**WRITTEN PROBLEM:** Your task is to repeat the lines below exactly, excluding any pictures they contain.

* * * * * * * * *

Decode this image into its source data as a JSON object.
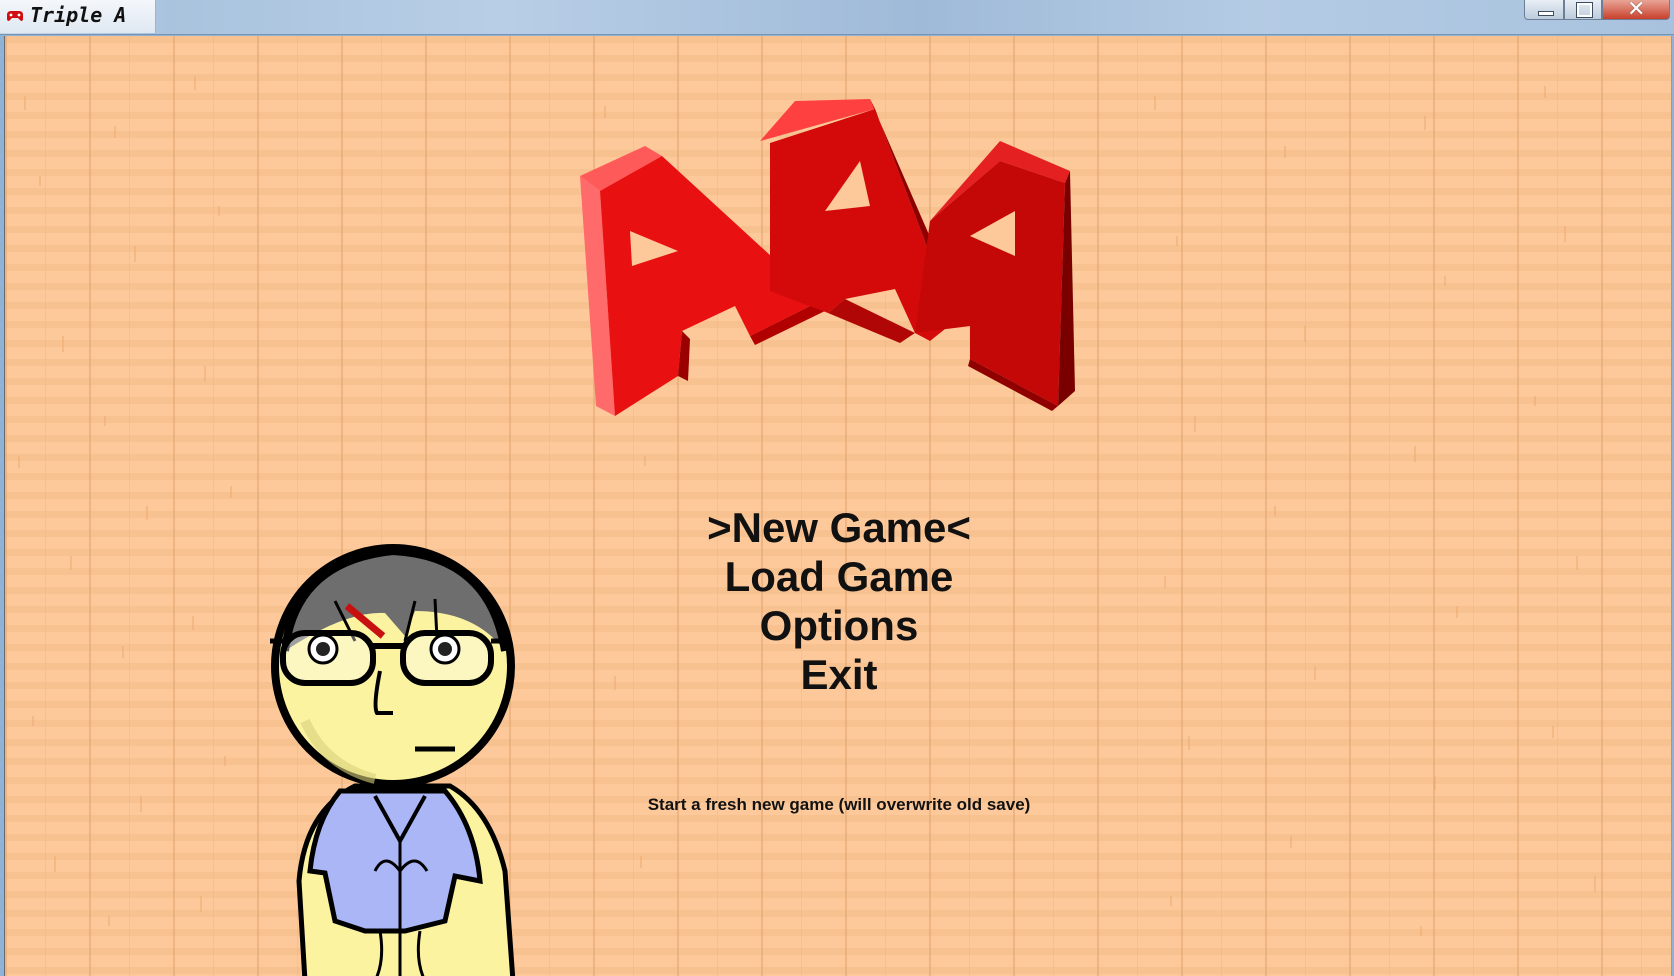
{
  "window": {
    "title": "Triple A",
    "icon": "red-controller-icon",
    "controls": [
      "minimize-icon",
      "maximize-icon",
      "close-icon"
    ]
  },
  "logo": {
    "text": "AAA",
    "colors": {
      "primary": "#e81010",
      "mid": "#cc0a0a",
      "dark": "#8e0000"
    }
  },
  "menu": {
    "items": [
      ">New Game<",
      "Load Game",
      "Options",
      "Exit"
    ],
    "selected_index": 0
  },
  "hint": "Start a fresh new game (will overwrite old save)",
  "character": {
    "name": "player-character",
    "skin": "#fbf3a0",
    "hair": "#6e6e6e",
    "shirt": "#aab6f6"
  },
  "background": {
    "color": "#fdc99a",
    "style": "wood-plank"
  }
}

* * * * * * * * *

**ANSWER TO THE PROBLEM:**
Decode this image into its source data as a JSON object.
{
  "window": {
    "title": "Triple A",
    "icon": "red-controller-icon",
    "controls": [
      "minimize-icon",
      "maximize-icon",
      "close-icon"
    ]
  },
  "logo": {
    "text": "AAA",
    "colors": {
      "primary": "#e81010",
      "mid": "#cc0a0a",
      "dark": "#8e0000"
    }
  },
  "menu": {
    "items": [
      ">New Game<",
      "Load Game",
      "Options",
      "Exit"
    ],
    "selected_index": 0
  },
  "hint": "Start a fresh new game (will overwrite old save)",
  "character": {
    "name": "player-character",
    "skin": "#fbf3a0",
    "hair": "#6e6e6e",
    "shirt": "#aab6f6"
  },
  "background": {
    "color": "#fdc99a",
    "style": "wood-plank"
  }
}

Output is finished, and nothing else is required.